[Stored data]
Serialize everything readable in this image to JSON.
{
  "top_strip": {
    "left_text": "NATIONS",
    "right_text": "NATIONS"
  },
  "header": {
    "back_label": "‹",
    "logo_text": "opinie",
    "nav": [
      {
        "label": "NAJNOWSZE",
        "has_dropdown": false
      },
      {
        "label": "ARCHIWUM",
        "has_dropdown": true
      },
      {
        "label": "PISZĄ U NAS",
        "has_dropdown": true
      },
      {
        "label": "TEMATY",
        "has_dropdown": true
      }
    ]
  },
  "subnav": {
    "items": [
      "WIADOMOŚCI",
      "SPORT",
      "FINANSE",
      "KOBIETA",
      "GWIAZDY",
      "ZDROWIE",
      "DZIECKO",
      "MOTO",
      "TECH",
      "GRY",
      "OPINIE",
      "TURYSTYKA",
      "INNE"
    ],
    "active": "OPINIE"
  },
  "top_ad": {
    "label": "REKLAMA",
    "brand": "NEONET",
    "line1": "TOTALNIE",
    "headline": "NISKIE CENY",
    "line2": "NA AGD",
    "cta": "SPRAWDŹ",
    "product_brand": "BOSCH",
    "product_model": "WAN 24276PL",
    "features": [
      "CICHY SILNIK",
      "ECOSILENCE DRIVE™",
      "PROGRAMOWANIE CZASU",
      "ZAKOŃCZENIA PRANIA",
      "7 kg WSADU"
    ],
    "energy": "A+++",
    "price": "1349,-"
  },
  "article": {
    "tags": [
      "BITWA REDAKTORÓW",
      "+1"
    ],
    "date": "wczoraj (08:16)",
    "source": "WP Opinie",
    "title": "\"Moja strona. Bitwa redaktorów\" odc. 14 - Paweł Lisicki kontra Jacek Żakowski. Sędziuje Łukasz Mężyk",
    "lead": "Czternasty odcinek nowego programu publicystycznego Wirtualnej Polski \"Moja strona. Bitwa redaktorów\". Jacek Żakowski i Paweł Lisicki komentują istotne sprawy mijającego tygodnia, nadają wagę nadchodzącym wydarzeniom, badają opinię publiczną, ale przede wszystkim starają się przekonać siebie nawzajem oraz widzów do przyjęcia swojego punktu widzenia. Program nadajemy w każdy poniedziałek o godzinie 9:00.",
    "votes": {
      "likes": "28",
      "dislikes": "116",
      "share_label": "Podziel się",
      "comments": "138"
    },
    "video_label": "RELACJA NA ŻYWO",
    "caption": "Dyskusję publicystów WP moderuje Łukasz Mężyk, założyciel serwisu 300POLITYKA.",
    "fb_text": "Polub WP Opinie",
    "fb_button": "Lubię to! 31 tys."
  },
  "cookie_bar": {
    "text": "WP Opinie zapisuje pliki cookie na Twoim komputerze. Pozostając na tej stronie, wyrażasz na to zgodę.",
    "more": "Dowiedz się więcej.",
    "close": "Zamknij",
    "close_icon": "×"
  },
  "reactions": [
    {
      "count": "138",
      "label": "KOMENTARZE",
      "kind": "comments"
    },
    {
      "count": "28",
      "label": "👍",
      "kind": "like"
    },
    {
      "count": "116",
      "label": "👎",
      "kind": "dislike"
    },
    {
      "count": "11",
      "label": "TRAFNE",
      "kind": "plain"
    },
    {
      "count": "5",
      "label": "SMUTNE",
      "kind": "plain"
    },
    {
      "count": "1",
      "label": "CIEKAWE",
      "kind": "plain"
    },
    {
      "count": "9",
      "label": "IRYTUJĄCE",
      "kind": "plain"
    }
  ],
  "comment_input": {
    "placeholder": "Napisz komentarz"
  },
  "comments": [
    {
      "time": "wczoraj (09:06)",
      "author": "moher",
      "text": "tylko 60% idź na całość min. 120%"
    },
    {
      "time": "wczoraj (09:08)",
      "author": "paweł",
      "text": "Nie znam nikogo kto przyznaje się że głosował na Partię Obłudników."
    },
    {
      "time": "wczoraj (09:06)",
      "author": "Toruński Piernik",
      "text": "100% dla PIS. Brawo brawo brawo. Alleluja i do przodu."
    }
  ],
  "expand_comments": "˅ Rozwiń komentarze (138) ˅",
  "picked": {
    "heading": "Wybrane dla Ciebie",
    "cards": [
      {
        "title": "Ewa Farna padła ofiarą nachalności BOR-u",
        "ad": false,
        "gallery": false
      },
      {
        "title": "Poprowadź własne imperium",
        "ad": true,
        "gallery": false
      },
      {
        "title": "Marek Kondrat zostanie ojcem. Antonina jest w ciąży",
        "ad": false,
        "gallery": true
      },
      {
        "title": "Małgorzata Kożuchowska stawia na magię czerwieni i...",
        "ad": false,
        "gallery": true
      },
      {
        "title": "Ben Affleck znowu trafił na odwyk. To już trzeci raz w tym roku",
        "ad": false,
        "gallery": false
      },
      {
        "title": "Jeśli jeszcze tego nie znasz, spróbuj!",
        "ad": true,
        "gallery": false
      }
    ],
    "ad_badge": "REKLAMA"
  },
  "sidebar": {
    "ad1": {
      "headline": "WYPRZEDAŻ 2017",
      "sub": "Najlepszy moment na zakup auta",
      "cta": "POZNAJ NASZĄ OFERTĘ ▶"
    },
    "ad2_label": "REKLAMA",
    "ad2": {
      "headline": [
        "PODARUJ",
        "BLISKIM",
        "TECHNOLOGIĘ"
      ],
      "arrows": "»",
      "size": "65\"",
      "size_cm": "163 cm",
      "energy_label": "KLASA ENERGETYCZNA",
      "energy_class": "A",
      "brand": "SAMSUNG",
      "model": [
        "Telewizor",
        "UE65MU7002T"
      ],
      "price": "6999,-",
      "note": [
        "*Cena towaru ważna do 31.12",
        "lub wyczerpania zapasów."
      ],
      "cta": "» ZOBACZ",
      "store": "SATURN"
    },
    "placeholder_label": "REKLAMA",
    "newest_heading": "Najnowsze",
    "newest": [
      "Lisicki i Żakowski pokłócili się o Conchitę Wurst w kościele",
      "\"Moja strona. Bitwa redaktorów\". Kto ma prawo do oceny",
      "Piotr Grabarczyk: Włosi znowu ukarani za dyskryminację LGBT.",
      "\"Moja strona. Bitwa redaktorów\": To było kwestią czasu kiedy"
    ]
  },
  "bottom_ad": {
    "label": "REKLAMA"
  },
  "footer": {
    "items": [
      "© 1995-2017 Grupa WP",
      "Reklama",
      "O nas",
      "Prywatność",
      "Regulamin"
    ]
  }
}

▶ [Exercise] Your task is to pick out every line with the string "Żakowski" and copy it.

▶ [Result]
    "title": "\"Moja strona. Bitwa redaktorów\" odc. 14 - Paweł Lisicki kontra Jacek Żakowski. Sędziuje Łukasz Mężyk",
    "lead": "Czternasty odcinek nowego programu publicystycznego Wirtualnej Polski \"Moja strona. Bitwa redaktorów\". Jacek Żakowski i Paweł Lisicki komentują istotne sprawy mijającego tygodnia, nadają wagę nadchodzącym wydarzeniom, badają opinię publiczną, ale przede wszystkim starają się przekonać siebie nawzajem oraz widzów do przyjęcia swojego punktu widzenia. Program nadajemy w każdy poniedziałek o godzinie 9:00.",
      "Lisicki i Żakowski pokłócili się o Conchitę Wurst w kościele",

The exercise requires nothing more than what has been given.